▶ Work to be completed
Make an exact copy of all the material below, apart from the pictures.

[Stored data]
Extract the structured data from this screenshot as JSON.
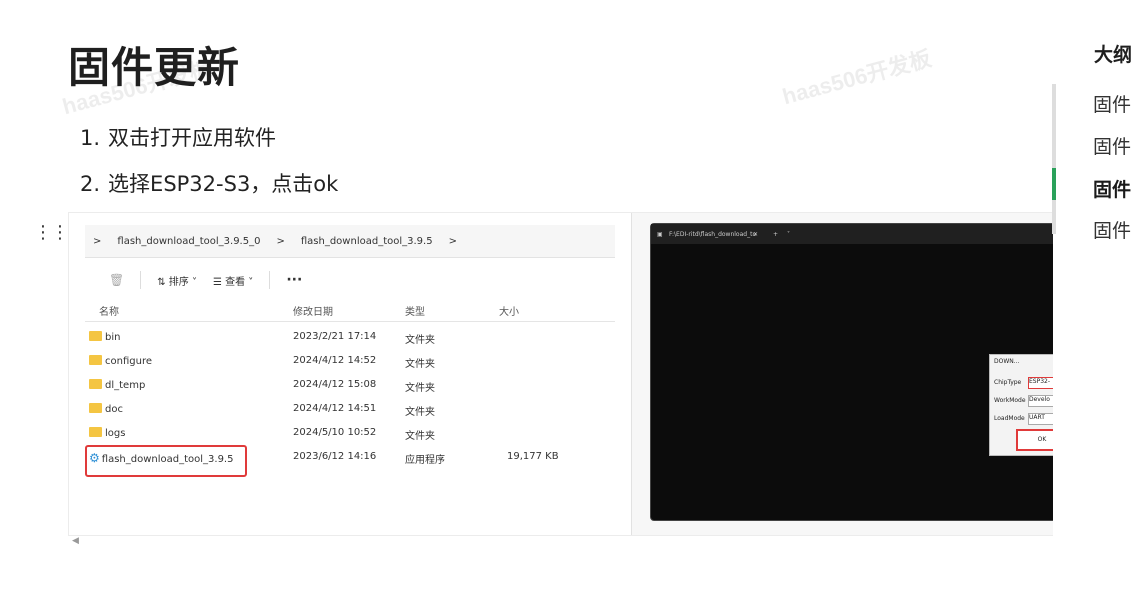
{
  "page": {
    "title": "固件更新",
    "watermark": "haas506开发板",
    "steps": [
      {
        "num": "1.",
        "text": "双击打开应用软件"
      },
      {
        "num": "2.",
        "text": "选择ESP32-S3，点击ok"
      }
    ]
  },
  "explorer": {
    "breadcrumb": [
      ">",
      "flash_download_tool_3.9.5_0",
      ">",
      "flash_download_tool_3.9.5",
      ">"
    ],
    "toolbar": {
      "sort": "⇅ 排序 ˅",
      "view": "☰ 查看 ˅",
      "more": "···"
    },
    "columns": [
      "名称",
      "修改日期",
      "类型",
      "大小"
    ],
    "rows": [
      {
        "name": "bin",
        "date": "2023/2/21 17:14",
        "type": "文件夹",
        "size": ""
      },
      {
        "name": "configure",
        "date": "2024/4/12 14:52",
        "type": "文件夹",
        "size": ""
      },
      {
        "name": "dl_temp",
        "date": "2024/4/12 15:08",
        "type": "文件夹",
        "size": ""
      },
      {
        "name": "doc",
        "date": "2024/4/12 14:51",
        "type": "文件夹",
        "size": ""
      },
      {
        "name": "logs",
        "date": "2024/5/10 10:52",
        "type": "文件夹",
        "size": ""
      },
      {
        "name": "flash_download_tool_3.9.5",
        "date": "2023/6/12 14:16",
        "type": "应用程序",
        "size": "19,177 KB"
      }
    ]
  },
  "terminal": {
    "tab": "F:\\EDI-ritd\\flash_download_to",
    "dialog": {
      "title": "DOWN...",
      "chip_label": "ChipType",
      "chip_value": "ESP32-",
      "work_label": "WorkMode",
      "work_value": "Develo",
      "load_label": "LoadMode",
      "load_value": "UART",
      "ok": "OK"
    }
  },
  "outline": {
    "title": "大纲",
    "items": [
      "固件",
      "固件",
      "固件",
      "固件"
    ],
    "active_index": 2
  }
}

▶ Output
Extract the structured data from this screenshot as JSON.
{
  "page": {
    "title": "固件更新",
    "watermark": "haas506开发板",
    "steps": [
      {
        "num": "1.",
        "text": "双击打开应用软件"
      },
      {
        "num": "2.",
        "text": "选择ESP32-S3，点击ok"
      }
    ]
  },
  "explorer": {
    "breadcrumb": [
      ">",
      "flash_download_tool_3.9.5_0",
      ">",
      "flash_download_tool_3.9.5",
      ">"
    ],
    "toolbar": {
      "sort": "⇅ 排序 ˅",
      "view": "☰ 查看 ˅",
      "more": "···"
    },
    "columns": [
      "名称",
      "修改日期",
      "类型",
      "大小"
    ],
    "rows": [
      {
        "name": "bin",
        "date": "2023/2/21 17:14",
        "type": "文件夹",
        "size": ""
      },
      {
        "name": "configure",
        "date": "2024/4/12 14:52",
        "type": "文件夹",
        "size": ""
      },
      {
        "name": "dl_temp",
        "date": "2024/4/12 15:08",
        "type": "文件夹",
        "size": ""
      },
      {
        "name": "doc",
        "date": "2024/4/12 14:51",
        "type": "文件夹",
        "size": ""
      },
      {
        "name": "logs",
        "date": "2024/5/10 10:52",
        "type": "文件夹",
        "size": ""
      },
      {
        "name": "flash_download_tool_3.9.5",
        "date": "2023/6/12 14:16",
        "type": "应用程序",
        "size": "19,177 KB"
      }
    ]
  },
  "terminal": {
    "tab": "F:\\EDI-ritd\\flash_download_to",
    "dialog": {
      "title": "DOWN...",
      "chip_label": "ChipType",
      "chip_value": "ESP32-",
      "work_label": "WorkMode",
      "work_value": "Develo",
      "load_label": "LoadMode",
      "load_value": "UART",
      "ok": "OK"
    }
  },
  "outline": {
    "title": "大纲",
    "items": [
      "固件",
      "固件",
      "固件",
      "固件"
    ],
    "active_index": 2
  }
}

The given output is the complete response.